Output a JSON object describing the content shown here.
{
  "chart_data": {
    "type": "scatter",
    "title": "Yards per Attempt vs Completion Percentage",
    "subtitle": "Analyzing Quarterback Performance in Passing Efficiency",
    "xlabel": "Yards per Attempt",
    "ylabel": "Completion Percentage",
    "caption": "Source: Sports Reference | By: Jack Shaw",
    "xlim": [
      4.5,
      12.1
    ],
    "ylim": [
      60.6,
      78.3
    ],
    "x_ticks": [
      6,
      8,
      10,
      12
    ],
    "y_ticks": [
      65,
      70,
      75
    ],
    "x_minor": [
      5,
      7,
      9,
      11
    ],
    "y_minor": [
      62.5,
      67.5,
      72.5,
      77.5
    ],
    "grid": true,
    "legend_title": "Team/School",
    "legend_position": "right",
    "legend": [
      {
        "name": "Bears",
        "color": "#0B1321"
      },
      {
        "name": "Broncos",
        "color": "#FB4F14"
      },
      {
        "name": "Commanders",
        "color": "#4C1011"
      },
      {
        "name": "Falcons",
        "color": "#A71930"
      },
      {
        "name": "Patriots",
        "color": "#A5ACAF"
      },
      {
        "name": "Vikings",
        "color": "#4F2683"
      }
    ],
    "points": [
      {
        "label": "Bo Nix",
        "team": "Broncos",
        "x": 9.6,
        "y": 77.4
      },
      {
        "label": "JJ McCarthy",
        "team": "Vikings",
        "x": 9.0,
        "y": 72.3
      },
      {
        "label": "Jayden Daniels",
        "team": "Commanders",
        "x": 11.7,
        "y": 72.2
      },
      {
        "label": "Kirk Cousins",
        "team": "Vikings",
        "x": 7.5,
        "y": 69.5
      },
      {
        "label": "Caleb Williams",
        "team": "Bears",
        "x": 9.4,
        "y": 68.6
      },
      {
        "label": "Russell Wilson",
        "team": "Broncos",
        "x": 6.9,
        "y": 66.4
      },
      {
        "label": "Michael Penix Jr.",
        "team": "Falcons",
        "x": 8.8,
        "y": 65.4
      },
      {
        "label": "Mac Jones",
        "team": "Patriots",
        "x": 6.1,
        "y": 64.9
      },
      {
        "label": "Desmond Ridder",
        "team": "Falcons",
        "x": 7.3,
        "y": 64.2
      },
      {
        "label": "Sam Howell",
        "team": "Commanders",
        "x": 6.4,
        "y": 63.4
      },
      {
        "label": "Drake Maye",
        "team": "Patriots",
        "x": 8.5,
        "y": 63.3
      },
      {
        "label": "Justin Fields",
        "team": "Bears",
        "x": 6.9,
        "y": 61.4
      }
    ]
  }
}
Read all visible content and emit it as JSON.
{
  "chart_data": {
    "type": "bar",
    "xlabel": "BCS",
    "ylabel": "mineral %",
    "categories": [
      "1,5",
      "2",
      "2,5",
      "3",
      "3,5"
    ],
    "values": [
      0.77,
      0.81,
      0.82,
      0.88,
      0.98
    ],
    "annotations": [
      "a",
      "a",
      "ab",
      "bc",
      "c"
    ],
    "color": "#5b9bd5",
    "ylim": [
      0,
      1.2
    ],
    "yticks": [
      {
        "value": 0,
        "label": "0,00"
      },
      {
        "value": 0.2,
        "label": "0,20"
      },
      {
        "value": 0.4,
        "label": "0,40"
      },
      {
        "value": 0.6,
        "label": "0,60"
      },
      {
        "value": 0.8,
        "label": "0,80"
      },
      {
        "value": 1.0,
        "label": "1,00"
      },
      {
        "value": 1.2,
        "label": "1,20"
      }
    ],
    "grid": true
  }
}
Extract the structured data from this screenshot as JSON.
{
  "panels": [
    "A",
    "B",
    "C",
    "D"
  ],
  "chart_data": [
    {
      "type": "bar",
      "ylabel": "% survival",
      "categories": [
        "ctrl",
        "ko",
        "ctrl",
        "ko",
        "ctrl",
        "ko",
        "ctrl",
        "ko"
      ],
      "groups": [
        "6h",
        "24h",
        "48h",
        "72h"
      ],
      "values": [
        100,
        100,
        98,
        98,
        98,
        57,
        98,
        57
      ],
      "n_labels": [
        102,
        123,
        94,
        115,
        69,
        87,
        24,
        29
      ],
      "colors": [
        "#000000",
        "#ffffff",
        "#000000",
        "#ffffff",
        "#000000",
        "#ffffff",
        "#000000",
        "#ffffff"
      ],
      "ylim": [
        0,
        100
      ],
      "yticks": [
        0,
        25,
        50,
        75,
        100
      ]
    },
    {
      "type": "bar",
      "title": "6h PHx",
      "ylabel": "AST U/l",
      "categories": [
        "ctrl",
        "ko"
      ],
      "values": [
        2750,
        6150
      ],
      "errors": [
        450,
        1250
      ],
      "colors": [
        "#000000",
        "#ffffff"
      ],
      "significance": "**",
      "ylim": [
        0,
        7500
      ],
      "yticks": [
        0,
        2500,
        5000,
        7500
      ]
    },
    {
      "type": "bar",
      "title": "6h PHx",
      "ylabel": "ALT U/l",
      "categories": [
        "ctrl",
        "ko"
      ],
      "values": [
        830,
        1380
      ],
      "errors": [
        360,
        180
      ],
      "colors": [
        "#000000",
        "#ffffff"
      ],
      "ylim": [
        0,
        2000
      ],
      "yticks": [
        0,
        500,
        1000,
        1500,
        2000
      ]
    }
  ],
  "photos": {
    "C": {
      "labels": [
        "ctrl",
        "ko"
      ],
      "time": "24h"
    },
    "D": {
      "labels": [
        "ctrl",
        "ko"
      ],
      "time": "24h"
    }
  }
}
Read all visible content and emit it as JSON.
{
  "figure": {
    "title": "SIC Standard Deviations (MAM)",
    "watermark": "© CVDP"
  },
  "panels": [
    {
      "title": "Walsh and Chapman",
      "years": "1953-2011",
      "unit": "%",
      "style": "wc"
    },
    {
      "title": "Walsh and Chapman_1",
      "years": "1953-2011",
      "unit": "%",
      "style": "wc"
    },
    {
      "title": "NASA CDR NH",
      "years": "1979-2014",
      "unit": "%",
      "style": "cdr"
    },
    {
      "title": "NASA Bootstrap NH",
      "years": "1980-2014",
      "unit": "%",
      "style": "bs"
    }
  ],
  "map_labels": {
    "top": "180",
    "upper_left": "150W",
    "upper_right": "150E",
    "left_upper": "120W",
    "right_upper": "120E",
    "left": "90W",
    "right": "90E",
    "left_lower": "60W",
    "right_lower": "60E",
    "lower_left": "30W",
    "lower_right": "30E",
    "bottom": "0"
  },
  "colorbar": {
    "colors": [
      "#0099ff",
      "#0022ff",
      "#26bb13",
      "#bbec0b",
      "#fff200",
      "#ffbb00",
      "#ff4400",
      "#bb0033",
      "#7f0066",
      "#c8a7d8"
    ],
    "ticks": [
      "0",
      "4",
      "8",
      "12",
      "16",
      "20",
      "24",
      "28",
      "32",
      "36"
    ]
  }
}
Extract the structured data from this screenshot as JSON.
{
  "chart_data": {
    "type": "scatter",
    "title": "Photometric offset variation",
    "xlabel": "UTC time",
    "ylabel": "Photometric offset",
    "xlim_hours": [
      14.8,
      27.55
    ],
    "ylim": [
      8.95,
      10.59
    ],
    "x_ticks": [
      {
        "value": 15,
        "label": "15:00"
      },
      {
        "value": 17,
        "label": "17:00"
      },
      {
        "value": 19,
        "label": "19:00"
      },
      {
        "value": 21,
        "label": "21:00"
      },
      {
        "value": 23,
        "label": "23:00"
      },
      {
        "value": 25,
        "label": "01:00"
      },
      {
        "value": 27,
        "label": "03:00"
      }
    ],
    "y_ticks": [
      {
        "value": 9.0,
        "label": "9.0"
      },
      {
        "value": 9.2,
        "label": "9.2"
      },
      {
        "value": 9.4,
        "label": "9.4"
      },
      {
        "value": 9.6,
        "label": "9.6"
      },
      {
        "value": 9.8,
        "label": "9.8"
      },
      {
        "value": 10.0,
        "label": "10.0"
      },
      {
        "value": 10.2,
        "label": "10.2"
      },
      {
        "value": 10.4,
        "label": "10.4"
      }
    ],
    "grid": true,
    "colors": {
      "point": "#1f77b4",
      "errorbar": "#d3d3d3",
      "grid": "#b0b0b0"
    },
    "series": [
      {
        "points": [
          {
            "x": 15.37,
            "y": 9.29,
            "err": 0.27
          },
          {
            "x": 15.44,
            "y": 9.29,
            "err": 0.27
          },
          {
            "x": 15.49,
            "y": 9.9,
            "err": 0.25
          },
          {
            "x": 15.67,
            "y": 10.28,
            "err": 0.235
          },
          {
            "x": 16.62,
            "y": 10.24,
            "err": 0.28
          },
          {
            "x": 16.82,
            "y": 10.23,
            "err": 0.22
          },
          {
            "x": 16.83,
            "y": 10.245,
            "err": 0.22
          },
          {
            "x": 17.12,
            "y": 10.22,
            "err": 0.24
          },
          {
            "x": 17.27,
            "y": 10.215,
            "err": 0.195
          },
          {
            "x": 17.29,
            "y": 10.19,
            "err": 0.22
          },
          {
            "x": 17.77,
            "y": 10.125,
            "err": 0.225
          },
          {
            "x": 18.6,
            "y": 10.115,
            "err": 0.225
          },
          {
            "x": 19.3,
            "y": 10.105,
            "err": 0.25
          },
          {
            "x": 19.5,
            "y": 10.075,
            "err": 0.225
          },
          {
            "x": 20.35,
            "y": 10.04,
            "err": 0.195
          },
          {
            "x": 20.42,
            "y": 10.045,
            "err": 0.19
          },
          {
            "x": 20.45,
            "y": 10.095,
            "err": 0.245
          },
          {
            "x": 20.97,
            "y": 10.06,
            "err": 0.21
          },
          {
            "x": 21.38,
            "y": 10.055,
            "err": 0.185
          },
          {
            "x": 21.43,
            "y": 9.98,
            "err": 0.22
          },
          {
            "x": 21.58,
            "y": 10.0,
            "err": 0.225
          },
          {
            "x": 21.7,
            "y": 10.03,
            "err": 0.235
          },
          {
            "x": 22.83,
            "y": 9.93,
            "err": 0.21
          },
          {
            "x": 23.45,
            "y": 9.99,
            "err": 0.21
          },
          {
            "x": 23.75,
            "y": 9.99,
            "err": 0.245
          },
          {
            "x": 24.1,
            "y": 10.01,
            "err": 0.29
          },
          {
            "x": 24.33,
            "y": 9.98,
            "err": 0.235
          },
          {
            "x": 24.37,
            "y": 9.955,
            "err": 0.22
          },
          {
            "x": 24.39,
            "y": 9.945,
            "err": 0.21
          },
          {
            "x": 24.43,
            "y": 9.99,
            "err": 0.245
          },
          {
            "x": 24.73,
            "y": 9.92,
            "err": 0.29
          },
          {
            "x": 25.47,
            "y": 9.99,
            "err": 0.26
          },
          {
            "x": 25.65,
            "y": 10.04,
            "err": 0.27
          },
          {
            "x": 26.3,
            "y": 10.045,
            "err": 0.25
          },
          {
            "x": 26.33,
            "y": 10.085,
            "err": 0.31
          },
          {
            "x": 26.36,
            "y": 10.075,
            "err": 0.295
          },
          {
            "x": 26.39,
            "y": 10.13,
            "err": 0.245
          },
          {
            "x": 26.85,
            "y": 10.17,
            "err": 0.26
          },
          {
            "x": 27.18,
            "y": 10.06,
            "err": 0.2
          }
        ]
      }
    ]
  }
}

* * *

Pick out and copy every line that contains the word "Yards".

    "title": "Yards per Attempt vs Completion Percentage",
    "xlabel": "Yards per Attempt",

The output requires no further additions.